▶ Task description
Answer these from the crawler reliability issue below:
1. This issue closes the investigation phase of which issue number?
2. The named domains now return HTTP 200 to which user agent?
3. In the action plan's header row, what does a score of 5 mean for compliance and transparency?

▶ Text shown
╔══
Skip to content

Crawler reliability action plan (from #319 investigation) #365

@simonsmallchua

Description

@simonsmallchua

Context

Closes the investigation phase of #319. Probing the original failing-domain set plus a wider sample surfaced five distinct failure categories. This issue tracks the action plan; #319 is closed as the investigation that produced it.

Of the original #319 domains: smashingmagazine, changelog, fly.io, render.com, clerk.com now return HTTP 200 to HoverBot/1.0 — likely cleared by the HTTP/2 disable (15d146f3) and DomainPacer changes. The remaining failure modes concentrate in the five categories below.

Action plan

# Problem (plain English) Solution (plain English) Technical change Compliance / transparency (5 = honest) Complexity / LoC (5 = big) Increased throughput (5 = big) Reduced wasted resources (5 = big)
╚══
▶ Material provided
╔══
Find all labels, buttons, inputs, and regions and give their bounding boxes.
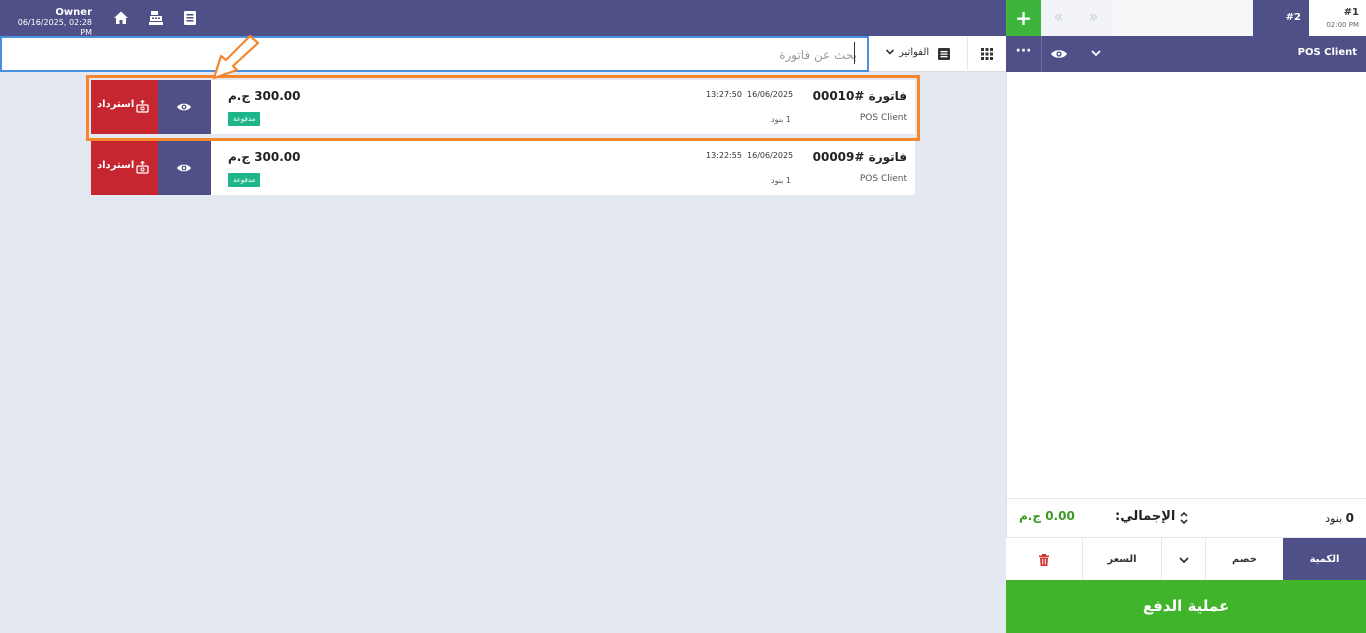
order-tab-2[interactable]: #2 xyxy=(1253,0,1309,36)
delete-button[interactable] xyxy=(1006,538,1082,581)
refund-label: استرداد xyxy=(97,160,135,171)
invoice-date: 16/06/2025 xyxy=(747,90,794,99)
cart-total-row: 0 بنود الإجمالي: 0.00 ج.م xyxy=(1006,498,1366,537)
view-invoice-button[interactable] xyxy=(158,80,211,134)
eye-icon xyxy=(177,164,191,172)
grid-view-button[interactable] xyxy=(967,36,1006,72)
invoices-filter-dropdown[interactable]: الفواتير xyxy=(879,36,959,72)
add-order-button[interactable]: + xyxy=(1006,0,1041,36)
cart-header: ··· POS Client xyxy=(1006,36,1366,72)
receipt-icon[interactable] xyxy=(182,10,198,26)
invoice-number: فاتورة #00009 xyxy=(812,150,907,164)
invoice-number: فاتورة #00010 xyxy=(812,89,907,103)
invoice-client: POS Client xyxy=(859,174,907,184)
invoice-row[interactable]: استرداد 300.00 ج.م مدفوعة 13:22:55 16/06… xyxy=(91,141,915,195)
grid-icon xyxy=(981,48,993,60)
chevron-down-icon xyxy=(885,49,895,55)
eye-icon xyxy=(177,103,191,111)
list-icon xyxy=(938,48,950,60)
chevron-down-icon[interactable] xyxy=(1090,47,1102,59)
sort-icon[interactable] xyxy=(1179,511,1189,525)
invoice-datetime: 13:22:55 16/06/2025 xyxy=(706,151,793,160)
total-value: 0.00 ج.م xyxy=(1019,509,1075,523)
items-count-number: 0 xyxy=(1345,511,1354,525)
price-button[interactable]: السعر xyxy=(1082,538,1161,581)
invoice-datetime: 13:27:50 16/06/2025 xyxy=(706,90,793,99)
view-invoice-button[interactable] xyxy=(158,141,211,195)
invoice-time: 13:22:55 xyxy=(706,151,742,160)
refund-button[interactable]: استرداد xyxy=(91,141,158,195)
quantity-button[interactable]: الكمية xyxy=(1283,538,1366,581)
tabs-spacer xyxy=(1111,0,1253,36)
invoice-amount: 300.00 ج.م xyxy=(228,150,301,164)
order-tab-1[interactable]: #1 02:00 PM xyxy=(1309,0,1366,36)
invoice-date: 16/06/2025 xyxy=(747,151,794,160)
search-row: الفواتير xyxy=(0,36,1006,72)
order-tab-number: #1 xyxy=(1343,7,1359,18)
cart-client-name[interactable]: POS Client xyxy=(1298,47,1357,58)
refund-button[interactable]: استرداد xyxy=(91,80,158,134)
refund-label: استرداد xyxy=(97,99,135,110)
invoice-row[interactable]: استرداد 300.00 ج.م مدفوعة 13:27:50 16/06… xyxy=(91,80,915,134)
status-badge: مدفوعة xyxy=(228,112,261,126)
home-icon[interactable] xyxy=(113,10,129,26)
next-tabs-button[interactable]: » xyxy=(1076,0,1111,36)
invoice-amount: 300.00 ج.م xyxy=(228,89,301,103)
payment-button[interactable]: عملية الدفع xyxy=(1006,580,1366,633)
price-mode-dropdown[interactable] xyxy=(1161,538,1205,581)
invoice-time: 13:27:50 xyxy=(706,90,742,99)
cart-controls: الكمية خصم السعر xyxy=(1006,537,1366,581)
invoice-items-count: 1 بنود xyxy=(771,115,791,124)
order-tab-time: 02:00 PM xyxy=(1326,21,1359,29)
invoice-client: POS Client xyxy=(859,113,907,123)
refund-icon xyxy=(136,161,149,174)
filter-label: الفواتير xyxy=(899,47,930,58)
cart-items-count: 0 بنود xyxy=(1325,511,1354,525)
invoice-items-count: 1 بنود xyxy=(771,176,791,185)
invoice-search-input[interactable] xyxy=(17,46,857,64)
cart-items-area xyxy=(1006,72,1366,498)
annotation-arrow-icon xyxy=(212,34,260,80)
total-label: الإجمالي: xyxy=(1115,509,1176,524)
refund-icon xyxy=(136,100,149,113)
more-options-button[interactable]: ··· xyxy=(1006,36,1042,72)
user-info[interactable]: Owner 06/16/2025, 02:28 PM xyxy=(10,7,92,38)
order-tab-number: #2 xyxy=(1285,12,1301,23)
trash-icon xyxy=(1039,553,1049,566)
user-name: Owner xyxy=(55,7,92,18)
discount-button[interactable]: خصم xyxy=(1205,538,1283,581)
status-badge: مدفوعة xyxy=(228,173,261,187)
chevron-down-icon xyxy=(1178,556,1189,563)
search-box[interactable] xyxy=(0,36,869,72)
prev-tabs-button[interactable]: « xyxy=(1041,0,1076,36)
user-datetime: 06/16/2025, 02:28 PM xyxy=(17,18,92,37)
text-cursor xyxy=(854,42,855,64)
cash-register-icon[interactable] xyxy=(148,10,164,26)
top-bar: Owner 06/16/2025, 02:28 PM xyxy=(0,0,1006,38)
items-count-label: بنود xyxy=(1325,512,1343,525)
eye-icon[interactable] xyxy=(1050,46,1068,62)
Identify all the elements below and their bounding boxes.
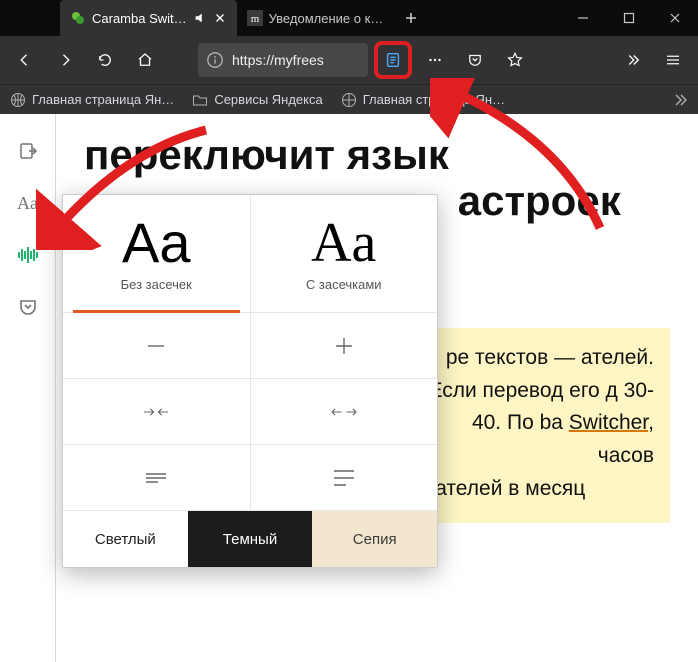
reload-button[interactable] [88,43,122,77]
pocket-button[interactable] [458,43,492,77]
close-icon [669,12,681,24]
lineheight-tight-icon [136,466,176,490]
font-caption: С засечками [306,277,382,292]
font-sans-option[interactable]: Aa Без засечек [63,195,251,312]
font-serif-option[interactable]: Aa С засечками [251,195,438,312]
minimize-icon [577,12,589,24]
width-wide-icon [324,400,364,424]
menu-button[interactable] [656,43,690,77]
title-bar: Caramba Swit… m Уведомление о к… [0,0,698,36]
url-text: https://myfrees [232,52,324,68]
pocket-save-button[interactable] [13,292,43,322]
arrow-right-icon [56,51,74,69]
reader-type-panel: Aa Без засечек Aa С засечками [62,194,438,568]
dots-icon [426,51,444,69]
font-size-decrease[interactable] [63,313,251,378]
chevrons-right-icon [672,92,688,108]
tab-active[interactable]: Caramba Swit… [60,0,237,36]
bookmark-label: Главная страница Ян… [363,92,505,107]
globe-icon [10,92,26,108]
arrow-left-icon [16,51,34,69]
bookmark-label: Главная страница Ян… [32,92,174,107]
back-button[interactable] [8,43,42,77]
overflow-button[interactable] [616,43,650,77]
width-narrow-icon [136,400,176,424]
maximize-icon [623,12,635,24]
theme-dark-option[interactable]: Темный [188,511,313,567]
bookmark-star-button[interactable] [498,43,532,77]
font-sample: Aa [311,215,376,271]
font-sample: Aa [122,215,191,271]
plus-icon [404,11,418,25]
pocket-icon [18,297,38,317]
pocket-icon [466,51,484,69]
bookmark-item[interactable]: Главная страница Ян… [10,92,174,108]
waveform-icon [17,245,39,265]
maximize-button[interactable] [606,0,652,36]
reader-icon [384,51,402,69]
info-icon [206,51,224,69]
content-width-decrease[interactable] [63,379,251,444]
content-width-increase[interactable] [251,379,438,444]
bookmark-item[interactable]: Сервисы Яндекса [192,92,322,108]
close-reader-button[interactable] [13,136,43,166]
line-height-increase[interactable] [251,445,438,510]
type-controls-button[interactable]: Aa [13,188,43,218]
close-window-button[interactable] [652,0,698,36]
font-size-increase[interactable] [251,313,438,378]
star-icon [506,51,524,69]
bookmarks-overflow-button[interactable] [672,92,688,108]
chevrons-right-icon [624,51,642,69]
theme-light-option[interactable]: Светлый [63,511,188,567]
close-icon[interactable] [213,11,227,25]
url-bar[interactable]: https://myfrees [198,43,368,77]
tab-label: Уведомление о к… [269,11,384,26]
line-height-decrease[interactable] [63,445,251,510]
new-tab-button[interactable] [393,0,429,36]
bookmark-item[interactable]: Главная страница Ян… [341,92,505,108]
reader-sidebar: Aa [0,114,56,662]
theme-sepia-option[interactable]: Сепия [312,511,437,567]
minus-icon [136,334,176,358]
bookmarks-bar: Главная страница Ян… Сервисы Яндекса Гла… [0,84,698,114]
favicon-icon [70,10,86,26]
font-caption: Без засечек [121,277,192,292]
home-button[interactable] [128,43,162,77]
svg-text:m: m [250,13,259,25]
exit-icon [18,141,38,161]
forward-button[interactable] [48,43,82,77]
folder-icon [192,92,208,108]
reload-icon [96,51,114,69]
aa-icon: Aa [17,193,38,214]
globe-icon [341,92,357,108]
favicon-icon: m [247,10,263,26]
tab-label: Caramba Swit… [92,11,187,26]
narrate-button[interactable] [13,240,43,270]
plus-icon [324,334,364,358]
home-icon [136,51,154,69]
page-actions-button[interactable] [418,43,452,77]
tab-inactive[interactable]: m Уведомление о к… [237,0,394,36]
bookmark-label: Сервисы Яндекса [214,92,322,107]
reader-view-button[interactable] [374,41,412,79]
nav-toolbar: https://myfrees [0,36,698,84]
minimize-button[interactable] [560,0,606,36]
lineheight-loose-icon [324,466,364,490]
sound-icon[interactable] [193,11,207,25]
hamburger-icon [664,51,682,69]
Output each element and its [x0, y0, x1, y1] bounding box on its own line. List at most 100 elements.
╚══
▶ Solution below
1. #319
2. HoverBot/1.0
3. Honest